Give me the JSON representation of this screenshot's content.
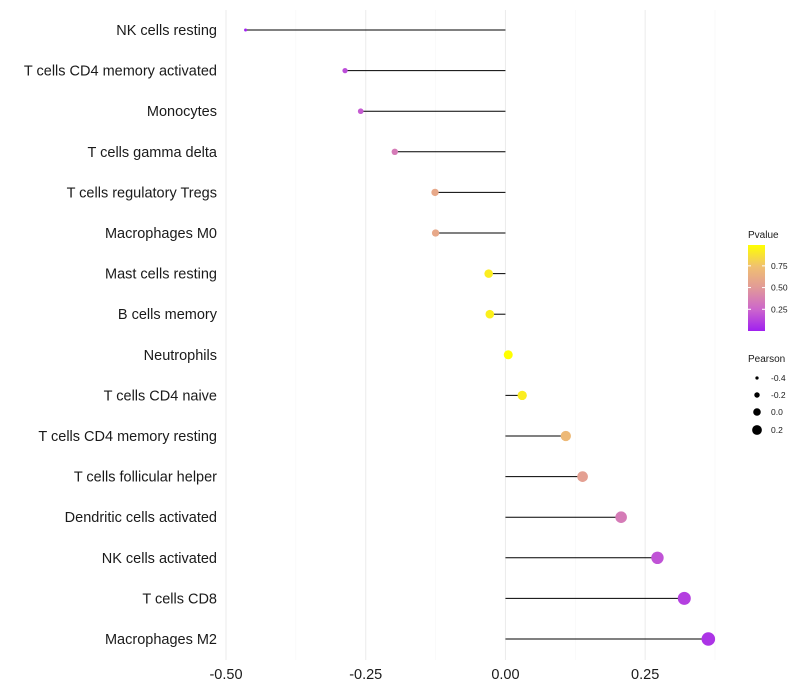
{
  "chart_data": {
    "type": "lollipop",
    "title": "",
    "xlabel": "",
    "ylabel": "",
    "xlim": [
      -0.5,
      0.4
    ],
    "x_ticks": [
      -0.5,
      -0.25,
      0.0,
      0.25
    ],
    "x_tick_labels": [
      "-0.50",
      "-0.25",
      "0.00",
      "0.25"
    ],
    "grid": true,
    "categories": [
      "NK cells resting",
      "T cells CD4 memory activated",
      "Monocytes",
      "T cells gamma delta",
      "T cells regulatory  Tregs ",
      "Macrophages M0",
      "Mast cells resting",
      "B cells memory",
      "Neutrophils",
      "T cells CD4 naive",
      "T cells CD4 memory resting",
      "T cells follicular helper",
      "Dendritic cells activated",
      "NK cells activated",
      "T cells CD8",
      "Macrophages M2"
    ],
    "pearson": [
      -0.465,
      -0.287,
      -0.259,
      -0.198,
      -0.126,
      -0.125,
      -0.03,
      -0.028,
      0.005,
      0.03,
      0.108,
      0.138,
      0.207,
      0.272,
      0.32,
      0.363
    ],
    "pvalue": [
      0.01,
      0.16,
      0.21,
      0.35,
      0.59,
      0.59,
      0.92,
      0.93,
      0.99,
      0.92,
      0.7,
      0.54,
      0.35,
      0.18,
      0.11,
      0.07
    ],
    "legend": {
      "position": "right",
      "color": {
        "title": "Pvalue",
        "ticks": [
          0.25,
          0.5,
          0.75
        ],
        "tick_labels": [
          "0.25",
          "0.50",
          "0.75"
        ],
        "range": [
          0.0,
          0.99
        ],
        "colors_low_to_high": [
          "#a020f0",
          "#cc66cc",
          "#e19999",
          "#f0c070",
          "#ffff00"
        ]
      },
      "size": {
        "title": "Pearson",
        "values": [
          -0.4,
          -0.2,
          0.0,
          0.2
        ],
        "labels": [
          "-0.4",
          "-0.2",
          "0.0",
          "0.2"
        ]
      }
    }
  }
}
*-*-*
Exercise objective -> All of the entries above are to be transcribed word for word, with no pictures included.

Result for this exercise ->
Give me the JSON representation of this screenshot's content.
{
  "chart_data": {
    "type": "lollipop",
    "title": "",
    "xlabel": "",
    "ylabel": "",
    "xlim": [
      -0.5,
      0.4
    ],
    "x_ticks": [
      -0.5,
      -0.25,
      0.0,
      0.25
    ],
    "x_tick_labels": [
      "-0.50",
      "-0.25",
      "0.00",
      "0.25"
    ],
    "grid": true,
    "categories": [
      "NK cells resting",
      "T cells CD4 memory activated",
      "Monocytes",
      "T cells gamma delta",
      "T cells regulatory  Tregs ",
      "Macrophages M0",
      "Mast cells resting",
      "B cells memory",
      "Neutrophils",
      "T cells CD4 naive",
      "T cells CD4 memory resting",
      "T cells follicular helper",
      "Dendritic cells activated",
      "NK cells activated",
      "T cells CD8",
      "Macrophages M2"
    ],
    "pearson": [
      -0.465,
      -0.287,
      -0.259,
      -0.198,
      -0.126,
      -0.125,
      -0.03,
      -0.028,
      0.005,
      0.03,
      0.108,
      0.138,
      0.207,
      0.272,
      0.32,
      0.363
    ],
    "pvalue": [
      0.01,
      0.16,
      0.21,
      0.35,
      0.59,
      0.59,
      0.92,
      0.93,
      0.99,
      0.92,
      0.7,
      0.54,
      0.35,
      0.18,
      0.11,
      0.07
    ],
    "legend": {
      "position": "right",
      "color": {
        "title": "Pvalue",
        "ticks": [
          0.25,
          0.5,
          0.75
        ],
        "tick_labels": [
          "0.25",
          "0.50",
          "0.75"
        ],
        "range": [
          0.0,
          0.99
        ],
        "colors_low_to_high": [
          "#a020f0",
          "#cc66cc",
          "#e19999",
          "#f0c070",
          "#ffff00"
        ]
      },
      "size": {
        "title": "Pearson",
        "values": [
          -0.4,
          -0.2,
          0.0,
          0.2
        ],
        "labels": [
          "-0.4",
          "-0.2",
          "0.0",
          "0.2"
        ]
      }
    }
  }
}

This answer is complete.